**PROVIDED ENTRIES**

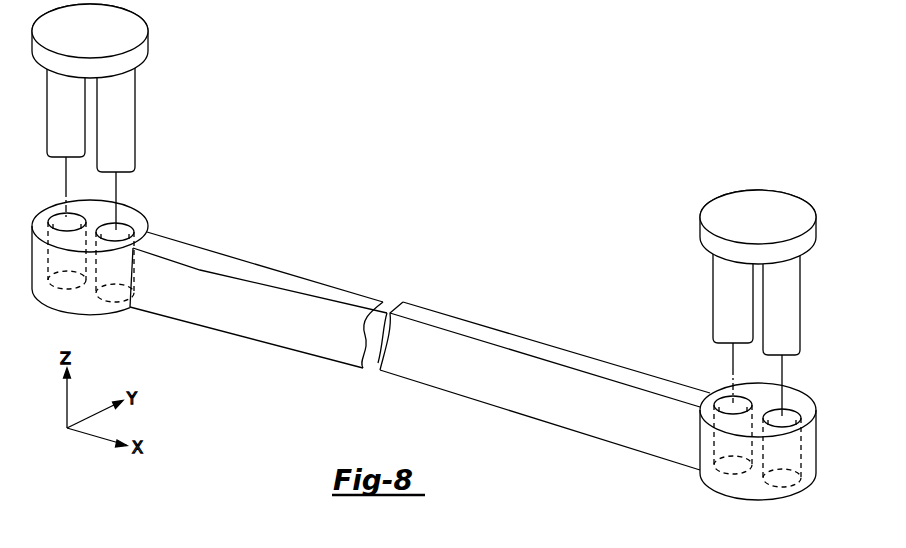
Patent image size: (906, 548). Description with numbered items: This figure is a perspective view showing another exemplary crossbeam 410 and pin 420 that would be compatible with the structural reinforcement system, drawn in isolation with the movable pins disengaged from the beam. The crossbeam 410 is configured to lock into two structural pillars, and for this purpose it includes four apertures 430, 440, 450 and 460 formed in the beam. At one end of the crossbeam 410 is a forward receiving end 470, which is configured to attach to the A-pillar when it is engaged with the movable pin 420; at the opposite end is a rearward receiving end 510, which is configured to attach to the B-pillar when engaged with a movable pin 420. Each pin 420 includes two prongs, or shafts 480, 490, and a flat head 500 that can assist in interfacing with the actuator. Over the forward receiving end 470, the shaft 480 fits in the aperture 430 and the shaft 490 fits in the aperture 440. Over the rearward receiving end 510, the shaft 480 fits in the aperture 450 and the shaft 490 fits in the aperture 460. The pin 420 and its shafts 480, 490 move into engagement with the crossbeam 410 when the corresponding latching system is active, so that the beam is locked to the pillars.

The crossbeam 410 is at (303, 286).
The pin 420 is at (427, 208).
The aperture 430 is at (48, 218).
The aperture 440 is at (135, 224).
The aperture 450 is at (724, 385).
The aperture 460 is at (813, 397).
The forward receiving end 470 is at (132, 338).
The shaft 480 is at (57, 105).
The shaft 490 is at (135, 125).
The flat head 500 is at (135, 25).
The rearward receiving end 510 is at (688, 486).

**TASK DETAILS**
Extract every line in the entries above that contains the string "rearward".

**RESULT OF THE EXERCISE**
Patent image size: (906, 548). Description with numbered items: This figure is a perspective view showing another exemplary crossbeam 410 and pin 420 that would be compatible with the structural reinforcement system, drawn in isolation with the movable pins disengaged from the beam. The crossbeam 410 is configured to lock into two structural pillars, and for this purpose it includes four apertures 430, 440, 450 and 460 formed in the beam. At one end of the crossbeam 410 is a forward receiving end 470, which is configured to attach to the A-pillar when it is engaged with the movable pin 420; at the opposite end is a rearward receiving end 510, which is configured to attach to the B-pillar when engaged with a movable pin 420. Each pin 420 includes two prongs, or shafts 480, 490, and a flat head 500 that can assist in interfacing with the actuator. Over the forward receiving end 470, the shaft 480 fits in the aperture 430 and the shaft 490 fits in the aperture 440. Over the rearward receiving end 510, the shaft 480 fits in the aperture 450 and the shaft 490 fits in the aperture 460. The pin 420 and its shafts 480, 490 move into engagement with the crossbeam 410 when the corresponding latching system is active, so that the beam is locked to the pillars.
The rearward receiving end 510 is at (688, 486).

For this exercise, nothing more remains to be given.